[Extracted data entries]
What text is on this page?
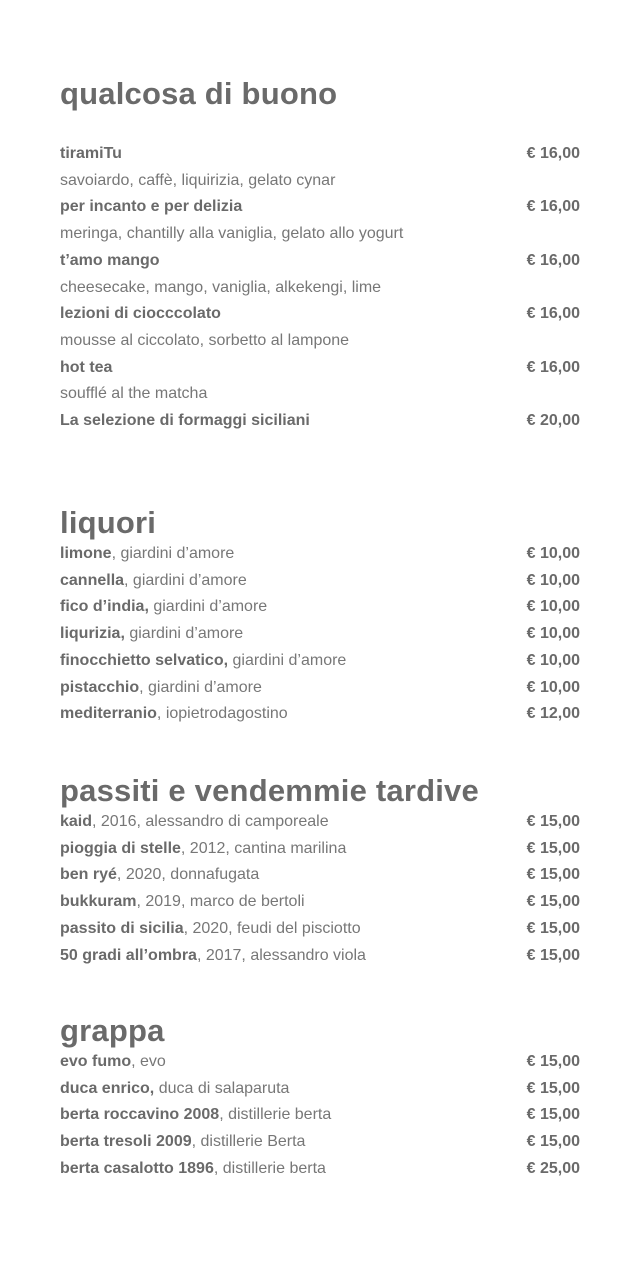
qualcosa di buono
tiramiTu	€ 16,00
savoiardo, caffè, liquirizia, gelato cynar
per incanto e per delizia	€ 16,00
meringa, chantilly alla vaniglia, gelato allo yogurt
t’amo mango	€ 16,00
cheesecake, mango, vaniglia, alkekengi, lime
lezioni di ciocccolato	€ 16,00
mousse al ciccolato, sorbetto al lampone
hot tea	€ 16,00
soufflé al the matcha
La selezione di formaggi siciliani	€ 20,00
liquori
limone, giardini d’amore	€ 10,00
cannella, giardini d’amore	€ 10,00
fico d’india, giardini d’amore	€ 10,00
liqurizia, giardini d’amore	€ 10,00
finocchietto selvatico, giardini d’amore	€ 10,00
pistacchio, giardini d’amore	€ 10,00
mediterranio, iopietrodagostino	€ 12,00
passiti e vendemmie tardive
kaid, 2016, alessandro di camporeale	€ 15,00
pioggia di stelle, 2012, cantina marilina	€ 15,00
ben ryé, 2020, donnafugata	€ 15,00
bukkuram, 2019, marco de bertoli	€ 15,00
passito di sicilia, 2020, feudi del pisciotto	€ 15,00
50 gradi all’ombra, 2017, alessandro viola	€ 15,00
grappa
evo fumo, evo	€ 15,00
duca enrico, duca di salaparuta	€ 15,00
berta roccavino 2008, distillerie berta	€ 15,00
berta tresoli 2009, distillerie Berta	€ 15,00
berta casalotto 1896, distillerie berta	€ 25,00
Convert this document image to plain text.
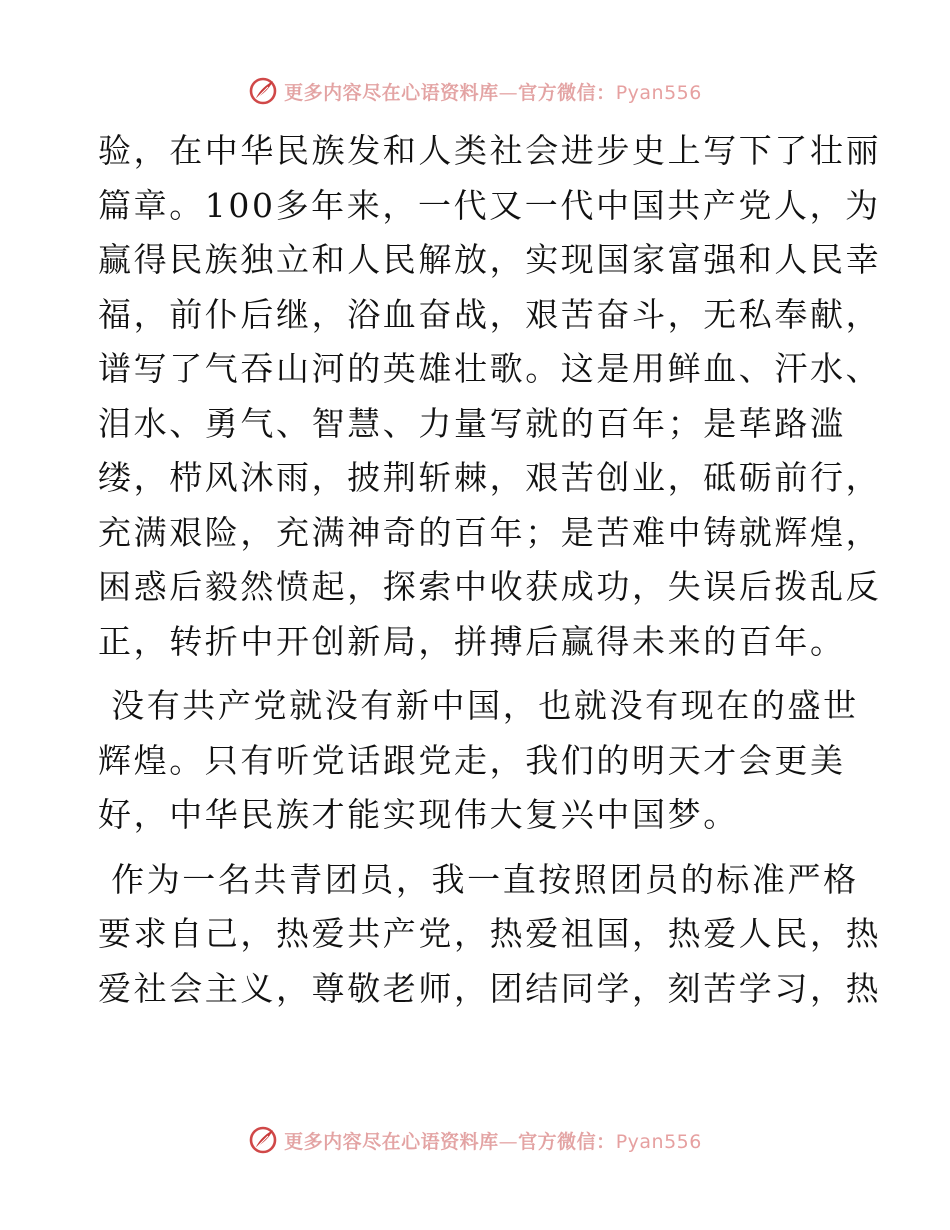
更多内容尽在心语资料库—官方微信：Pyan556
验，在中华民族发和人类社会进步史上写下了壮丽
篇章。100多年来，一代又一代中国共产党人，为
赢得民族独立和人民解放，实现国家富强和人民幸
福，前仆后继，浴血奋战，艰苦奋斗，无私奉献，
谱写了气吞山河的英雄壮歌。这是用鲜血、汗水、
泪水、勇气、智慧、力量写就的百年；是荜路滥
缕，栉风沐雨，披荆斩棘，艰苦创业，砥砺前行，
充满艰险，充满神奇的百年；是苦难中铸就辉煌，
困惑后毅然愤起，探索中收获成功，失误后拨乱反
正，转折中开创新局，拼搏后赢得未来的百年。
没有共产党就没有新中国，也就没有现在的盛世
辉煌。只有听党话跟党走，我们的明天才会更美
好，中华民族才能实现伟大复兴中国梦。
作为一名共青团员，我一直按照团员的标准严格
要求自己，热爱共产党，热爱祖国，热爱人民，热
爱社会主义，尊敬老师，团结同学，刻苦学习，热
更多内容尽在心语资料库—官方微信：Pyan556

Set problem: Find the word "this" in the data and copy out each line where it turns up.

Result below:
What text is on this page?
Convert this document image to plain text.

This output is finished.